** begin RECORD LIST **

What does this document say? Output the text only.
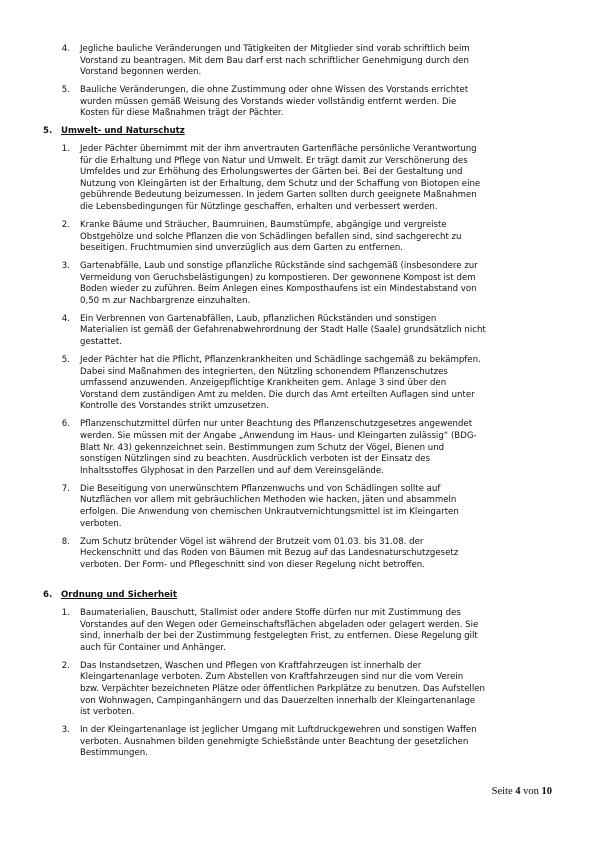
4.	Jegliche bauliche Veränderungen und Tätigkeiten der Mitglieder sind vorab schriftlich beim
Vorstand zu beantragen. Mit dem Bau darf erst nach schriftlicher Genehmigung durch den
Vorstand begonnen werden.
5.	Bauliche Veränderungen, die ohne Zustimmung oder ohne Wissen des Vorstands errichtet
wurden müssen gemäß Weisung des Vorstands wieder vollständig entfernt werden. Die
Kosten für diese Maßnahmen trägt der Pächter.
5. Umwelt- und Naturschutz
1.	Jeder Pächter übernimmt mit der ihm anvertrauten Gartenfläche persönliche Verantwortung
für die Erhaltung und Pflege von Natur und Umwelt. Er trägt damit zur Verschönerung des
Umfeldes und zur Erhöhung des Erholungswertes der Gärten bei. Bei der Gestaltung und
Nutzung von Kleingärten ist der Erhaltung, dem Schutz und der Schaffung von Biotopen eine
gebührende Bedeutung beizumessen. In jedem Garten sollten durch geeignete Maßnahmen
die Lebensbedingungen für Nützlinge geschaffen, erhalten und verbessert werden.
2.	Kranke Bäume und Sträucher, Baumruinen, Baumstümpfe, abgängige und vergreiste
Obstgehölze und solche Pflanzen die von Schädlingen befallen sind, sind sachgerecht zu
beseitigen. Fruchtmumien sind unverzüglich aus dem Garten zu entfernen.
3.	Gartenabfälle, Laub und sonstige pflanzliche Rückstände sind sachgemäß (insbesondere zur
Vermeidung von Geruchsbelästigungen) zu kompostieren. Der gewonnene Kompost ist dem
Boden wieder zu zuführen. Beim Anlegen eines Komposthaufens ist ein Mindestabstand von
0,50 m zur Nachbargrenze einzuhalten.
4.	Ein Verbrennen von Gartenabfällen, Laub, pflanzlichen Rückständen und sonstigen
Materialien ist gemäß der Gefahrenabwehrordnung der Stadt Halle (Saale) grundsätzlich nicht
gestattet.
5.	Jeder Pächter hat die Pflicht, Pflanzenkrankheiten und Schädlinge sachgemäß zu bekämpfen.
Dabei sind Maßnahmen des integrierten, den Nützling schonendem Pflanzenschutzes
umfassend anzuwenden. Anzeigepflichtige Krankheiten gem. Anlage 3 sind über den
Vorstand dem zuständigen Amt zu melden. Die durch das Amt erteilten Auflagen sind unter
Kontrolle des Vorstandes strikt umzusetzen.
6.	Pflanzenschutzmittel dürfen nur unter Beachtung des Pflanzenschutzgesetzes angewendet
werden. Sie müssen mit der Angabe „Anwendung im Haus- und Kleingarten zulässig“ (BDG-
Blatt Nr. 43) gekennzeichnet sein. Bestimmungen zum Schutz der Vögel, Bienen und
sonstigen Nützlingen sind zu beachten. Ausdrücklich verboten ist der Einsatz des
Inhaltsstoffes Glyphosat in den Parzellen und auf dem Vereinsgelände.
7.	Die Beseitigung von unerwünschtem Pflanzenwuchs und von Schädlingen sollte auf
Nutzflächen vor allem mit gebräuchlichen Methoden wie hacken, jäten und absammeln
erfolgen. Die Anwendung von chemischen Unkrautvernichtungsmittel ist im Kleingarten
verboten.
8.	Zum Schutz brütender Vögel ist während der Brutzeit vom 01.03. bis 31.08. der
Heckenschnitt und das Roden von Bäumen mit Bezug auf das Landesnaturschutzgesetz
verboten. Der Form- und Pflegeschnitt sind von dieser Regelung nicht betroffen.
6. Ordnung und Sicherheit
1.	Baumaterialien, Bauschutt, Stallmist oder andere Stoffe dürfen nur mit Zustimmung des
Vorstandes auf den Wegen oder Gemeinschaftsflächen abgeladen oder gelagert werden. Sie
sind, innerhalb der bei der Zustimmung festgelegten Frist, zu entfernen. Diese Regelung gilt
auch für Container und Anhänger.
2.	Das Instandsetzen, Waschen und Pflegen von Kraftfahrzeugen ist innerhalb der
Kleingartenanlage verboten. Zum Abstellen von Kraftfahrzeugen sind nur die vom Verein
bzw. Verpächter bezeichneten Plätze oder öffentlichen Parkplätze zu benutzen. Das Aufstellen
von Wohnwagen, Campinganhängern und das Dauerzelten innerhalb der Kleingartenanlage
ist verboten.
3.	In der Kleingartenanlage ist jeglicher Umgang mit Luftdruckgewehren und sonstigen Waffen
verboten. Ausnahmen bilden genehmigte Schießstände unter Beachtung der gesetzlichen
Bestimmungen.
Seite 4 von 10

** end RECORD LIST **

THE EXERCISE: Copy each line above where the string "Anwendung" occurs.

RESPONSE:
werden. Sie müssen mit der Angabe „Anwendung im Haus- und Kleingarten zulässig“ (BDG-
erfolgen. Die Anwendung von chemischen Unkrautvernichtungsmittel ist im Kleingarten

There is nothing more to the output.